[Your task] Collect each line of the records containing the string "Products".

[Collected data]
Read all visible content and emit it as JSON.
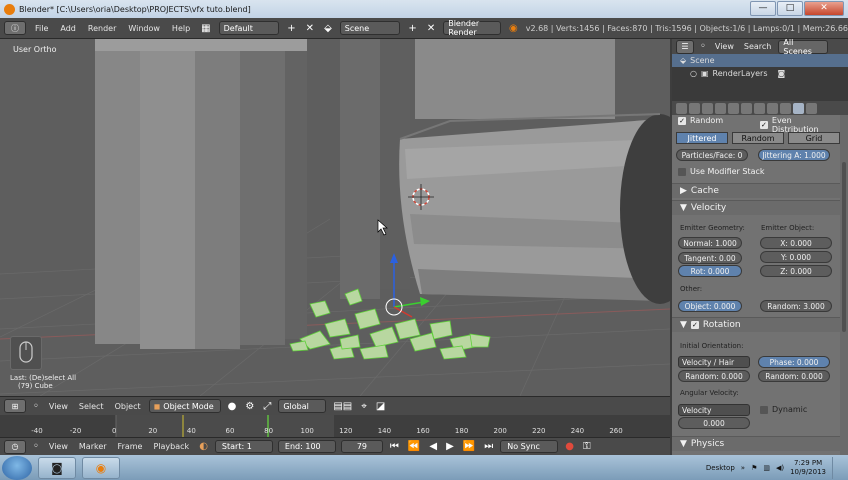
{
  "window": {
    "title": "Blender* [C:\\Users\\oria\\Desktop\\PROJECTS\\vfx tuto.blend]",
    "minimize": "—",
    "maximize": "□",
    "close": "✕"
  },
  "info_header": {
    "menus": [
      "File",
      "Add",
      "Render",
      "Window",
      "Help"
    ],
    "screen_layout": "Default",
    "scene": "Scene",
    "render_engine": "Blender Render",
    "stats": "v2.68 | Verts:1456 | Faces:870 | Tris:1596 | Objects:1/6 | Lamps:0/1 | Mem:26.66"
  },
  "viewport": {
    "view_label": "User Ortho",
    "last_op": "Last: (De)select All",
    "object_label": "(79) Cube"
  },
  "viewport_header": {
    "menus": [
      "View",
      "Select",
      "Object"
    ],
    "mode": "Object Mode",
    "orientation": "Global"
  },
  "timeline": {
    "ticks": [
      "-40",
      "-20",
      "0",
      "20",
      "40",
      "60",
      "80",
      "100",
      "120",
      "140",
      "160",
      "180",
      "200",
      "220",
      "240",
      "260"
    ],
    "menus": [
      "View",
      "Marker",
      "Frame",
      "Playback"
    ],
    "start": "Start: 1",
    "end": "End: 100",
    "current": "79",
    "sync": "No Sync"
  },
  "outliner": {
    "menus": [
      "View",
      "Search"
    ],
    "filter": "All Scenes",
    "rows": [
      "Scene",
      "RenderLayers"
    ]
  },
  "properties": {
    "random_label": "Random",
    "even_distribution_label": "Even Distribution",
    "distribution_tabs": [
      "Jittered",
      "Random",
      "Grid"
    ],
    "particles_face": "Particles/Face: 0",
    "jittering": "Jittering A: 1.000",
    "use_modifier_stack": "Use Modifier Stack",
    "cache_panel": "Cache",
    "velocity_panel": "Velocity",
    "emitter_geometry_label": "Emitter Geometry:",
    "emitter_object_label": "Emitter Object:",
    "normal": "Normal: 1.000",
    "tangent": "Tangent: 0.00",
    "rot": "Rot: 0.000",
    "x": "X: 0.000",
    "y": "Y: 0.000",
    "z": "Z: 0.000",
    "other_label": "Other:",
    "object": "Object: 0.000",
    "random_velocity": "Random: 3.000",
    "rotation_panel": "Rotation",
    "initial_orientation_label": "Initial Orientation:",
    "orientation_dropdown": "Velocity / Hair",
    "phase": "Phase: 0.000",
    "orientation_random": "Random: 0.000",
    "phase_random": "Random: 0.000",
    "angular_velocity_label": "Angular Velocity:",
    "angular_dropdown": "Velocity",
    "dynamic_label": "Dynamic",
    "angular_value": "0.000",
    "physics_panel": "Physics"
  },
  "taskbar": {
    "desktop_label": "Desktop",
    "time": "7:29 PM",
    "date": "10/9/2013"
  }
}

--

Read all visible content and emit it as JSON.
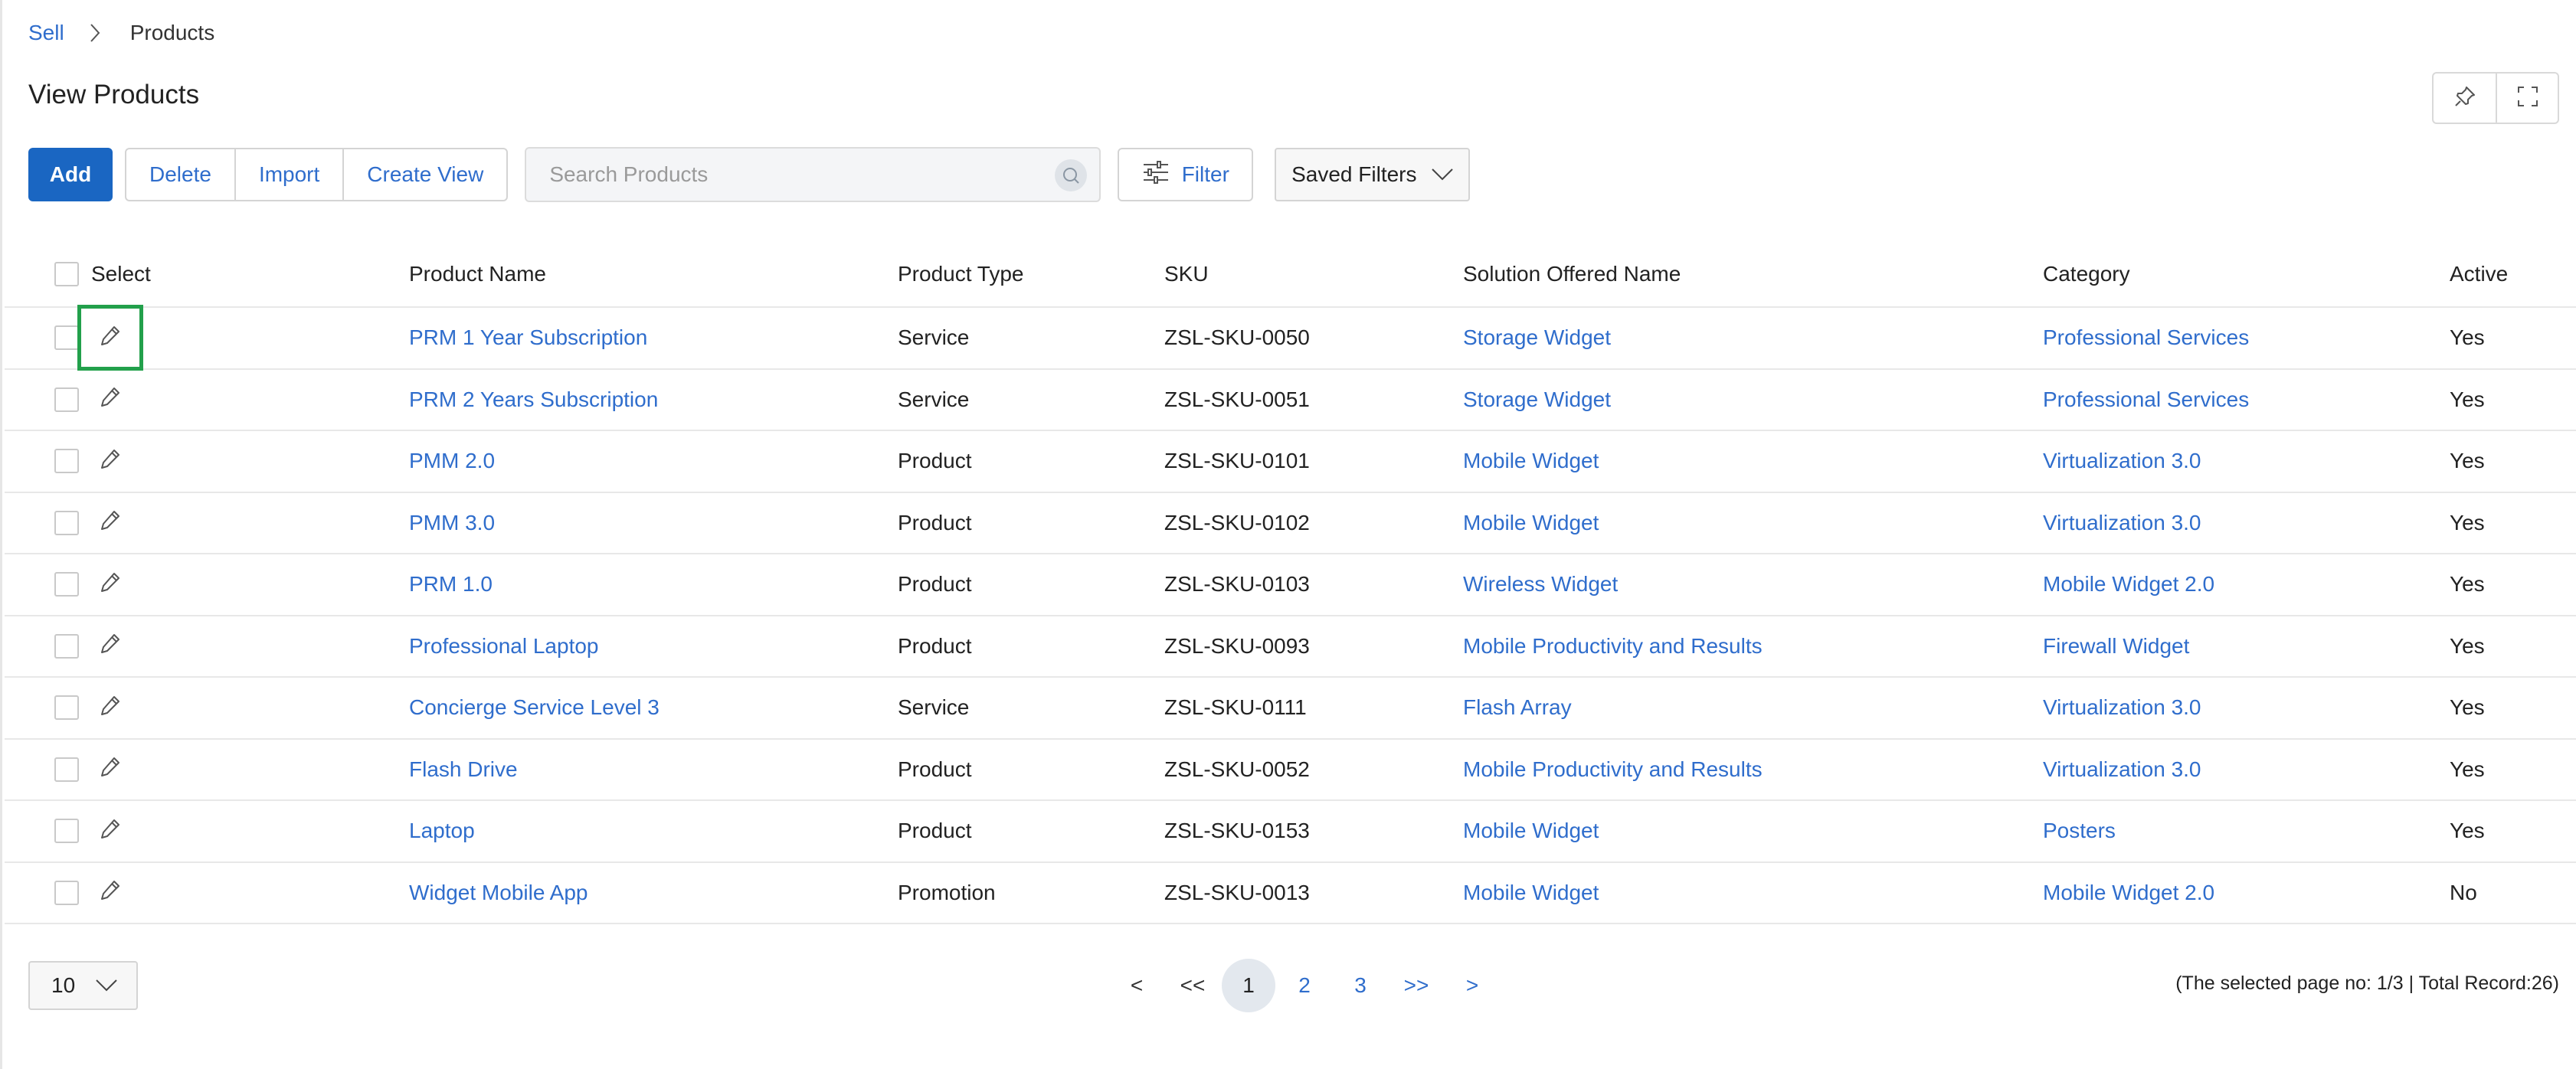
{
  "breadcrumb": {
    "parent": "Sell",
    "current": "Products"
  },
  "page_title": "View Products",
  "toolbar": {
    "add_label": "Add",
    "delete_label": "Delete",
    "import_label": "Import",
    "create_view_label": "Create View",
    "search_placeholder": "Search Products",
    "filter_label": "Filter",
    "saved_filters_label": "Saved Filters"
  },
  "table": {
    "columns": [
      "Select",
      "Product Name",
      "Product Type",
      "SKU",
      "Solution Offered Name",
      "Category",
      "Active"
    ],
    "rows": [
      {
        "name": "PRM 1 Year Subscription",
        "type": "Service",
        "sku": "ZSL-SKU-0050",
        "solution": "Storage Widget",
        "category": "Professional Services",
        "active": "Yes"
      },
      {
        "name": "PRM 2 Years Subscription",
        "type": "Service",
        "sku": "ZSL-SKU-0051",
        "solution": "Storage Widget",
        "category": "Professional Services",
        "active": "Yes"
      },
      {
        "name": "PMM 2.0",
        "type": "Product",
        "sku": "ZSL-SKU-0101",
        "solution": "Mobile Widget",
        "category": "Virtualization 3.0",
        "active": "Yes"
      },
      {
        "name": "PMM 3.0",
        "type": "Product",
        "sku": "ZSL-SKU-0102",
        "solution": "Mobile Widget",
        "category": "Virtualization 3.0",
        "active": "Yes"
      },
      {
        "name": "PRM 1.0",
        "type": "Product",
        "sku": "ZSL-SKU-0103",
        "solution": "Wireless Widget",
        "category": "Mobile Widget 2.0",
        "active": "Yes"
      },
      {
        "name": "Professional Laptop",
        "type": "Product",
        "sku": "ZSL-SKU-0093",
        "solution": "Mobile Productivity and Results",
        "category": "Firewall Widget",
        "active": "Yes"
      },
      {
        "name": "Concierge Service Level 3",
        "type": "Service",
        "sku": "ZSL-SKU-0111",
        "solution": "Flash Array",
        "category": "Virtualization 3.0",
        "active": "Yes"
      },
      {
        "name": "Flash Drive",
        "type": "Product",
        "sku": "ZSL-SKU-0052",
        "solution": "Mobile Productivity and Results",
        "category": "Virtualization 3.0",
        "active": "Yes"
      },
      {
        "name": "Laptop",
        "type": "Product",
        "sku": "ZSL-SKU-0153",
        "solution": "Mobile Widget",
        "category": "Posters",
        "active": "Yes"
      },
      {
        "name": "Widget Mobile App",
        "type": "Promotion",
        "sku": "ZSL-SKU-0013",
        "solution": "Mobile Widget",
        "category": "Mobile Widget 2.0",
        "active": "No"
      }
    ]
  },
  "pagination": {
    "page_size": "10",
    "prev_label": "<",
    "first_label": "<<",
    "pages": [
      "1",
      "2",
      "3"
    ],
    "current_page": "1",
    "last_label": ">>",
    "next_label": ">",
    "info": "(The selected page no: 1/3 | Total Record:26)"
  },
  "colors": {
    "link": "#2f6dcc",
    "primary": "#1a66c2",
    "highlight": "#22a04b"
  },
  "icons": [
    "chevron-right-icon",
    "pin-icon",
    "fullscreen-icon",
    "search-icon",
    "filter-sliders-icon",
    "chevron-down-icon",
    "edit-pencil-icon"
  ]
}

[Full response]
    "current": "Products"
  "page_title": "View Products",
    "search_placeholder": "Search Products",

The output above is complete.